# Source data
-- begin --
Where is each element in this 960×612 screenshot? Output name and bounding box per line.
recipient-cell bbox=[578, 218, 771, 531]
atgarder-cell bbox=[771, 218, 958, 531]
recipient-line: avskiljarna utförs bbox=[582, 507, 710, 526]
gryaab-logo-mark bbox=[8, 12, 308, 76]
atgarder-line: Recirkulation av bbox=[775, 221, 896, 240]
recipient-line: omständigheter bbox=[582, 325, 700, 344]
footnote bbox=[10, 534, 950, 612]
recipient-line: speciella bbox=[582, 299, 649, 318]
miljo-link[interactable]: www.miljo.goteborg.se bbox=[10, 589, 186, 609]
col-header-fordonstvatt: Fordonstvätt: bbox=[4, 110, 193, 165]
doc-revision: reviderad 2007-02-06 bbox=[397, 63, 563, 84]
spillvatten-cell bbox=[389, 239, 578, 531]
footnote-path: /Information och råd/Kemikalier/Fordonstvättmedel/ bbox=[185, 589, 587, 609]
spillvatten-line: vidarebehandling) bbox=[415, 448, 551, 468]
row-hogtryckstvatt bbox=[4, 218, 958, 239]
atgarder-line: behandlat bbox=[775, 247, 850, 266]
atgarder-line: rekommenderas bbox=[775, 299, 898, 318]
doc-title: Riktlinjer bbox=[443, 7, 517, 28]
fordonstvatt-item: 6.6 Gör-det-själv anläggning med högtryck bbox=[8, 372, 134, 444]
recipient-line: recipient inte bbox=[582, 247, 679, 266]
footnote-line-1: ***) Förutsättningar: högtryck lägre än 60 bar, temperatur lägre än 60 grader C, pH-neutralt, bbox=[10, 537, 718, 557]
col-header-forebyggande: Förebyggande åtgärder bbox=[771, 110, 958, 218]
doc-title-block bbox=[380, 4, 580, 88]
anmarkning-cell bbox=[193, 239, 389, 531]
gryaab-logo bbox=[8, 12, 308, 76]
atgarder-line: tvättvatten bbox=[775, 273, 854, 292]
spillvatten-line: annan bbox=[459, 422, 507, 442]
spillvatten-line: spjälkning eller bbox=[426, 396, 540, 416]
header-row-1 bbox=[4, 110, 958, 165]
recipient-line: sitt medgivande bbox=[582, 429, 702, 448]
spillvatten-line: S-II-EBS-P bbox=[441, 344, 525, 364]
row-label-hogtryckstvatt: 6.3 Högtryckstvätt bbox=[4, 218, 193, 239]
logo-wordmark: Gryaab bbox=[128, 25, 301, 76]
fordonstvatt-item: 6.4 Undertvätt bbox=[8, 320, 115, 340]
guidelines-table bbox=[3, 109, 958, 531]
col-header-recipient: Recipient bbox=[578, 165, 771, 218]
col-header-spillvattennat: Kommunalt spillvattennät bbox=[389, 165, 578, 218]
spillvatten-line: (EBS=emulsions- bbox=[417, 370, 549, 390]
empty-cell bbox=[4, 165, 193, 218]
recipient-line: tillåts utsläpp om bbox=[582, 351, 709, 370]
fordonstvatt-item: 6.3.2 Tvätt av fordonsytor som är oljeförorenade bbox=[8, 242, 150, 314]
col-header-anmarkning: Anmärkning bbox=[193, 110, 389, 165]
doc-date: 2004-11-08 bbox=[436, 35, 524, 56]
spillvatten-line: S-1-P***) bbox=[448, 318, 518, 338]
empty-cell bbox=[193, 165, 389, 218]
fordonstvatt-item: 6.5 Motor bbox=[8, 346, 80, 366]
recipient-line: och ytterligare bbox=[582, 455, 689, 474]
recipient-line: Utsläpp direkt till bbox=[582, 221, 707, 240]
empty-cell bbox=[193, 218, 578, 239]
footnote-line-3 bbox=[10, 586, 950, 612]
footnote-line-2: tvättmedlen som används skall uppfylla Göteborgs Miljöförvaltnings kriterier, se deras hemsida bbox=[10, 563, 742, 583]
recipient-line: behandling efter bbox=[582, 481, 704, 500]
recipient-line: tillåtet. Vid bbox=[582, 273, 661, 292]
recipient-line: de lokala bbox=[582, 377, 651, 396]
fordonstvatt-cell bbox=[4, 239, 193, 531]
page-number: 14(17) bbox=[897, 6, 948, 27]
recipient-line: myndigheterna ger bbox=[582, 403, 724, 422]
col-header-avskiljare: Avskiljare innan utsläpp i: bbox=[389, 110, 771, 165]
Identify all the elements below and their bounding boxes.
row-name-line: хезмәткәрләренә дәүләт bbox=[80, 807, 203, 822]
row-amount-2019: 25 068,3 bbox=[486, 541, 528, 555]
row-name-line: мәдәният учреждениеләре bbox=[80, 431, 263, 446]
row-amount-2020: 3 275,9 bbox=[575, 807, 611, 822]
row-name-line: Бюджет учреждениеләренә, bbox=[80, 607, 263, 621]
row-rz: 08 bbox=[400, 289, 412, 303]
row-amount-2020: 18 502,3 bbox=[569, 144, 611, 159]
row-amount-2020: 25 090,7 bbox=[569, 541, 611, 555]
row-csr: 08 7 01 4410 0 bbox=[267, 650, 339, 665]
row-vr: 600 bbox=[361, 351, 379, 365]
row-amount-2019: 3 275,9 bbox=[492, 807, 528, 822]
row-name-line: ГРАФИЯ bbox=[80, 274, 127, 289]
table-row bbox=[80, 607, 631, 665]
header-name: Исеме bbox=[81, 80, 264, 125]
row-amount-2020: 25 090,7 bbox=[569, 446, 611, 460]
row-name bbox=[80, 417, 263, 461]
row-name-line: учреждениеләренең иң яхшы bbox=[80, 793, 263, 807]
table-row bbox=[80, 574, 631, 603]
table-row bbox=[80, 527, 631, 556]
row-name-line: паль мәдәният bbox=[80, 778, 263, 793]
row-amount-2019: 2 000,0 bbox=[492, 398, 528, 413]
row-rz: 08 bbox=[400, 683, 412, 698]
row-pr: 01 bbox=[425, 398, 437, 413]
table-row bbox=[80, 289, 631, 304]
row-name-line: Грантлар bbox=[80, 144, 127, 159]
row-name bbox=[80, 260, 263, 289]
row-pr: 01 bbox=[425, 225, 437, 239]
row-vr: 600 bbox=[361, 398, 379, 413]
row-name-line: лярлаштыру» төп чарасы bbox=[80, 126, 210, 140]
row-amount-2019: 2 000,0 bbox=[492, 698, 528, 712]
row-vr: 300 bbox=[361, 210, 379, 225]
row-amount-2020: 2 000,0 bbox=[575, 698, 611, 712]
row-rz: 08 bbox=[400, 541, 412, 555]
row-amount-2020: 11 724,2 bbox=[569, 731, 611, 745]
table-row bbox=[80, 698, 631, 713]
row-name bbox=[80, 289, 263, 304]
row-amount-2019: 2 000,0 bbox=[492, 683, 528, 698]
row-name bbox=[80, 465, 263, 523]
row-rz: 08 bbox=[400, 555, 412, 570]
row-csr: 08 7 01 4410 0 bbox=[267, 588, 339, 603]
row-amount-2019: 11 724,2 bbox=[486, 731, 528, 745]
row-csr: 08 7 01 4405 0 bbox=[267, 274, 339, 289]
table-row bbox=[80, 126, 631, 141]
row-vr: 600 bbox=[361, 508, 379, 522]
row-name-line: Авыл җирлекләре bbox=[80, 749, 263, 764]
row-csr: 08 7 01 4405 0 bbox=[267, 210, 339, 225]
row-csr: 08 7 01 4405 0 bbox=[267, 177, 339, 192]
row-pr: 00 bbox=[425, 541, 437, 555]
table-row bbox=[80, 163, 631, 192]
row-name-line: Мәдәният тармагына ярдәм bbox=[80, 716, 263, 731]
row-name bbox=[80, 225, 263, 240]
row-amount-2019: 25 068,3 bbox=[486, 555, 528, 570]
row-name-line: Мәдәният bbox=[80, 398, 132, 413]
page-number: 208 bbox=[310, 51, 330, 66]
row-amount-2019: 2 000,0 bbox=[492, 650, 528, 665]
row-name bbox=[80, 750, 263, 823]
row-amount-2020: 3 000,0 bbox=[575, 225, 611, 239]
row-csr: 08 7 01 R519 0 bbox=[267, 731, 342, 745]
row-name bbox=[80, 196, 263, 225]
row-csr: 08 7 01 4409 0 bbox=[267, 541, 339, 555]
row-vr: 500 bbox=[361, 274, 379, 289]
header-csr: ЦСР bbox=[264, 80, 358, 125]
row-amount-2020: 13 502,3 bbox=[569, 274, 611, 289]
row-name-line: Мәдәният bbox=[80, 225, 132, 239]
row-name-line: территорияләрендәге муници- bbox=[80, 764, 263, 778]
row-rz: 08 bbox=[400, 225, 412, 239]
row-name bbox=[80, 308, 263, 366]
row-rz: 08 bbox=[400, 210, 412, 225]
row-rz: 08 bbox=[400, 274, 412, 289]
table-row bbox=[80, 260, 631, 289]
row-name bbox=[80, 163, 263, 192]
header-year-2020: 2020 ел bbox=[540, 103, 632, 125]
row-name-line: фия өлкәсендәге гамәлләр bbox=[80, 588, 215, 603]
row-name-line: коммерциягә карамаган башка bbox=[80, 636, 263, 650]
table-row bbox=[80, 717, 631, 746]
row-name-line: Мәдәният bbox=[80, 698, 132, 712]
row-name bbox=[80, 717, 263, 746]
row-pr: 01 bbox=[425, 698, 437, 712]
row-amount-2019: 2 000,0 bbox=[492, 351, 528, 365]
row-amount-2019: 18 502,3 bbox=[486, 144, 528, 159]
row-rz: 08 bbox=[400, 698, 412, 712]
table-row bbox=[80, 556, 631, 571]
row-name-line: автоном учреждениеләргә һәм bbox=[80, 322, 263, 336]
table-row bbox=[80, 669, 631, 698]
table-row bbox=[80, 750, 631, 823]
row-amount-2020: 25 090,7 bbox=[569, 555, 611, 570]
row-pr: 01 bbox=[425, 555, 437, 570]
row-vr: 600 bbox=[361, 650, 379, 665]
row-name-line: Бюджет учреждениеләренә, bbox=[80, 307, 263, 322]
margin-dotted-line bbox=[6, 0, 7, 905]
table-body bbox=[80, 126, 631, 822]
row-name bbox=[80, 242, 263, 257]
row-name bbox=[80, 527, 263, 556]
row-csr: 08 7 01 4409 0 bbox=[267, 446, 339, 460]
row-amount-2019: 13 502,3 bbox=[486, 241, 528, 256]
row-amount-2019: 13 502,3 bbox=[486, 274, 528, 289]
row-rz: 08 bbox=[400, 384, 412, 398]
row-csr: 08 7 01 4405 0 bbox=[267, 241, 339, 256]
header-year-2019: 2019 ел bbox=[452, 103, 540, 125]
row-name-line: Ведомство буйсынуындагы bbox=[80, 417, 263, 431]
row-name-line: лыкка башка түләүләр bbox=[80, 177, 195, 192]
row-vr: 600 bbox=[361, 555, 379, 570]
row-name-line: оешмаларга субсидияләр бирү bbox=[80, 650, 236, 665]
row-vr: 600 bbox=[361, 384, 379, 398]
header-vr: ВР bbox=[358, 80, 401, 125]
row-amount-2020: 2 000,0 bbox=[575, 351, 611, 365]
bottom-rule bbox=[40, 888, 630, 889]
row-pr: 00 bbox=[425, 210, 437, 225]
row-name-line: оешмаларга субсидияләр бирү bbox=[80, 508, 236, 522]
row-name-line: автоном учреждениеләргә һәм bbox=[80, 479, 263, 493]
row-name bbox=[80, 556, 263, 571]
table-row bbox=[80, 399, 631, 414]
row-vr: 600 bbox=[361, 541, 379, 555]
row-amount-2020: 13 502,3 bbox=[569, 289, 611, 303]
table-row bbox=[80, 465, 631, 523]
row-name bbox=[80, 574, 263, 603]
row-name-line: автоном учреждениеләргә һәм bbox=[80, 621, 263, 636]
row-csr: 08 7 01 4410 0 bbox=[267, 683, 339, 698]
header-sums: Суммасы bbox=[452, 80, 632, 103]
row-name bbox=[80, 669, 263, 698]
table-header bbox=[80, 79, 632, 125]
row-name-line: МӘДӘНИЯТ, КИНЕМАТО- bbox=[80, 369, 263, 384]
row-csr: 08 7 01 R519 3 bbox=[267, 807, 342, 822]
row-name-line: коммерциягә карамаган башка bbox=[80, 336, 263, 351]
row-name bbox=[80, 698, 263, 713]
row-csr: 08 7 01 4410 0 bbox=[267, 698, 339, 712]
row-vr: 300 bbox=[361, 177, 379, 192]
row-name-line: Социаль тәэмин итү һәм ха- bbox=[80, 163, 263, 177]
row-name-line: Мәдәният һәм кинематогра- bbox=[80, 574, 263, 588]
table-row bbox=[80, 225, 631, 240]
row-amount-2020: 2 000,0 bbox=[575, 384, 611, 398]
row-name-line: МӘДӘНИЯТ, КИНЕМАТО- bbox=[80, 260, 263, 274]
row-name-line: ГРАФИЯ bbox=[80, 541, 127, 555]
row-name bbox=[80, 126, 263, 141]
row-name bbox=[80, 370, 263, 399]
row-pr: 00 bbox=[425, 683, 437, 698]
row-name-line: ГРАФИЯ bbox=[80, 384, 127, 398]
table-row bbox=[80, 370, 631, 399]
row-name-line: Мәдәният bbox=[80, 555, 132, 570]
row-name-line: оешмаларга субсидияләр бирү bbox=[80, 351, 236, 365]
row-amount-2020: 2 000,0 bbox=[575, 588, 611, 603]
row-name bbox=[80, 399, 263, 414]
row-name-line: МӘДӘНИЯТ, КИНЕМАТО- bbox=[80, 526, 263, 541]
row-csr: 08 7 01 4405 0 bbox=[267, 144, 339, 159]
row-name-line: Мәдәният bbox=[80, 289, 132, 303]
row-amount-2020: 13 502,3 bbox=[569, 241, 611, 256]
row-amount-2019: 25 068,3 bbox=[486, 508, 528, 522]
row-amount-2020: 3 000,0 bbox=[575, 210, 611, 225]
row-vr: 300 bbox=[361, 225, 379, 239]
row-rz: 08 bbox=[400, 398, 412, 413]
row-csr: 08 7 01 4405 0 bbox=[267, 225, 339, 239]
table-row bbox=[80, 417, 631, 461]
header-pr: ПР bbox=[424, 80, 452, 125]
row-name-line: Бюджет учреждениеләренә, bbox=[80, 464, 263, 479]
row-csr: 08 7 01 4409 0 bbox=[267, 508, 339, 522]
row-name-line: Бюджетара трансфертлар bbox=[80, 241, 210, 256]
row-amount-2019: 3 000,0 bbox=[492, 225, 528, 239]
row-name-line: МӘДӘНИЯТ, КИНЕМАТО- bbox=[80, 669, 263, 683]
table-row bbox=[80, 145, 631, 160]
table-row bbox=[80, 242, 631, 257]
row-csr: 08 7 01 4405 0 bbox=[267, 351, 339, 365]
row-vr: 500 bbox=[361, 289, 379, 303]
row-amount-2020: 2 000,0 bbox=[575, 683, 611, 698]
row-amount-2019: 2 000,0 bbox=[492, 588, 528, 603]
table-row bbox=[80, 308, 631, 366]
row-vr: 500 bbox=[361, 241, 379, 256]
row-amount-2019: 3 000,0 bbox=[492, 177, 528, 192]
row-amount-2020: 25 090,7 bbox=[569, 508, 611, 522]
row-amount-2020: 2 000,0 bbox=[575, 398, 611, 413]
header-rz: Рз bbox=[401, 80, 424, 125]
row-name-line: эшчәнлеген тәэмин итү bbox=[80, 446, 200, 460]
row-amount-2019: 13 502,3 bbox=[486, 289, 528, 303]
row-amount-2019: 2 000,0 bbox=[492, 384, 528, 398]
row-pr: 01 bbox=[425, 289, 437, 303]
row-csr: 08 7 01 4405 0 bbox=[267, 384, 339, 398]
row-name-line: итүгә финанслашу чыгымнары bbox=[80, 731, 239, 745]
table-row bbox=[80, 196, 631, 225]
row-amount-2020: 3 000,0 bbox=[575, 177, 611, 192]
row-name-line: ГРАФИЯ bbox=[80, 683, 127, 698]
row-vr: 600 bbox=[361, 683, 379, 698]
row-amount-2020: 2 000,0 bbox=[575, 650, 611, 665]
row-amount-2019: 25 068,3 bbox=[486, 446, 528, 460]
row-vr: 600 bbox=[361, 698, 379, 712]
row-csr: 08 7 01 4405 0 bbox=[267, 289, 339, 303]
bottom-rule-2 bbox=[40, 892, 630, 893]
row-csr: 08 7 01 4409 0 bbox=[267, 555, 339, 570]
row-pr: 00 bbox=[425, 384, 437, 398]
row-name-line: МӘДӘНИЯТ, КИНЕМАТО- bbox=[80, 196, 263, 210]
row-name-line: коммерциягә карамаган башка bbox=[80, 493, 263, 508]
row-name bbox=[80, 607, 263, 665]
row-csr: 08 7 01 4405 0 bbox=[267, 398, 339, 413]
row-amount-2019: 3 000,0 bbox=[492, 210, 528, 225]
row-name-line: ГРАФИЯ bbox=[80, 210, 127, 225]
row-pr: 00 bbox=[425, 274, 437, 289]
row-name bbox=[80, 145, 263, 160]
-- end --
# The exercise
Please reproduce the items word for word, starting at the first line and continuing through the line that contains "row-hogtryckstvatt bbox=[4, 218, 958, 239]". Include both end lines.

# Correct output
Where is each element in this 960×612 screenshot? Output name and bounding box per line.
recipient-cell bbox=[578, 218, 771, 531]
atgarder-cell bbox=[771, 218, 958, 531]
recipient-line: avskiljarna utförs bbox=[582, 507, 710, 526]
gryaab-logo-mark bbox=[8, 12, 308, 76]
atgarder-line: Recirkulation av bbox=[775, 221, 896, 240]
recipient-line: omständigheter bbox=[582, 325, 700, 344]
footnote bbox=[10, 534, 950, 612]
recipient-line: speciella bbox=[582, 299, 649, 318]
miljo-link[interactable]: www.miljo.goteborg.se bbox=[10, 589, 186, 609]
col-header-fordonstvatt: Fordonstvätt: bbox=[4, 110, 193, 165]
doc-revision: reviderad 2007-02-06 bbox=[397, 63, 563, 84]
spillvatten-cell bbox=[389, 239, 578, 531]
footnote-path: /Information och råd/Kemikalier/Fordonstvättmedel/ bbox=[185, 589, 587, 609]
spillvatten-line: vidarebehandling) bbox=[415, 448, 551, 468]
row-hogtryckstvatt bbox=[4, 218, 958, 239]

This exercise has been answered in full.